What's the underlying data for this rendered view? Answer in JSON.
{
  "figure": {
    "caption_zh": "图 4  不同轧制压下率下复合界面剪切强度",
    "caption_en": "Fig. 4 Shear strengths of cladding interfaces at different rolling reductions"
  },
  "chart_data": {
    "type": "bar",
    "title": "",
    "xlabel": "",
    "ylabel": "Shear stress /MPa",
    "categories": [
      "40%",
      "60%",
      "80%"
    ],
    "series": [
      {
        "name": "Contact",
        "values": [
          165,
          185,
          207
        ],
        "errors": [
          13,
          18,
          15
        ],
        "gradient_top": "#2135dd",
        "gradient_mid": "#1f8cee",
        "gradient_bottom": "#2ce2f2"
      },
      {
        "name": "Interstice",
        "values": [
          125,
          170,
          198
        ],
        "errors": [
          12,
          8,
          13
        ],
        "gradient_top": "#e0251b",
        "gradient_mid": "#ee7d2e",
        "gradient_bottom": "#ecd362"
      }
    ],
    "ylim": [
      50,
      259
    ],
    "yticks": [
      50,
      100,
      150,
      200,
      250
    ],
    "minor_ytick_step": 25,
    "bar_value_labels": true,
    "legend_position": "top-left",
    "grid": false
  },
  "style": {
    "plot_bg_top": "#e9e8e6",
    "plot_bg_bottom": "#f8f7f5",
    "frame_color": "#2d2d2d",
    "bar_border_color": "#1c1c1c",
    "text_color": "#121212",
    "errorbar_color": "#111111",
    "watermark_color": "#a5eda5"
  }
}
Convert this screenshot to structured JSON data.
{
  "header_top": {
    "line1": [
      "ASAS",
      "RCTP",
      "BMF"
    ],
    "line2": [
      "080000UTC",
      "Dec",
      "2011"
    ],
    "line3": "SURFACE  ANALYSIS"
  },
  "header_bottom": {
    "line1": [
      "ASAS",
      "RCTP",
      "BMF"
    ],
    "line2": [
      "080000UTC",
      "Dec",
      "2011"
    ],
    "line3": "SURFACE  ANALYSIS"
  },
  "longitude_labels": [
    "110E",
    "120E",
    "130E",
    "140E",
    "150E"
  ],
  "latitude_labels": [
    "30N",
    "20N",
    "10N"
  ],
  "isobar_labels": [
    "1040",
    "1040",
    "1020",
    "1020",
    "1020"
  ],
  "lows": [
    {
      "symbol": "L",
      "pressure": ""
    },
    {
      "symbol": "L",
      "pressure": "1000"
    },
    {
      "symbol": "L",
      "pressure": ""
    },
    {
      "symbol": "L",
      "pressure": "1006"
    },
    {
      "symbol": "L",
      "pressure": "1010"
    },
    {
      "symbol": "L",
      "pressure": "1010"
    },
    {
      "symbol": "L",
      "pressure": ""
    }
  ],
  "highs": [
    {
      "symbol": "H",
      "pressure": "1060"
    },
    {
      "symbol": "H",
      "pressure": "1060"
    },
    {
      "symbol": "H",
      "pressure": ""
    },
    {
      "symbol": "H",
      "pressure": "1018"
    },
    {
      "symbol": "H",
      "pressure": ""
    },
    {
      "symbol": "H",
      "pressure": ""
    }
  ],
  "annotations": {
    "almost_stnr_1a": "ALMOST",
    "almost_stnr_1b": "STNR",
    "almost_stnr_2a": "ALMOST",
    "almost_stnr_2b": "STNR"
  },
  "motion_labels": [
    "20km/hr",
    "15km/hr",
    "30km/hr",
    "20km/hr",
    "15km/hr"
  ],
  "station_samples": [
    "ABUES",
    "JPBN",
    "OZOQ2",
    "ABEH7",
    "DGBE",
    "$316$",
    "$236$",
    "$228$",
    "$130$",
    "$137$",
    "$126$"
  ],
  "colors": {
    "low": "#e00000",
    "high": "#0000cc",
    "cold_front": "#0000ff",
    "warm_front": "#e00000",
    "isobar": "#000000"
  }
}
######
### PROBLEM
Collect the lines of the data that carry the word "Shear".

### CORRECT OUTPUT
    "caption_en": "Fig. 4 Shear strengths of cladding interfaces at different rolling reductions"
    "ylabel": "Shear stress /MPa",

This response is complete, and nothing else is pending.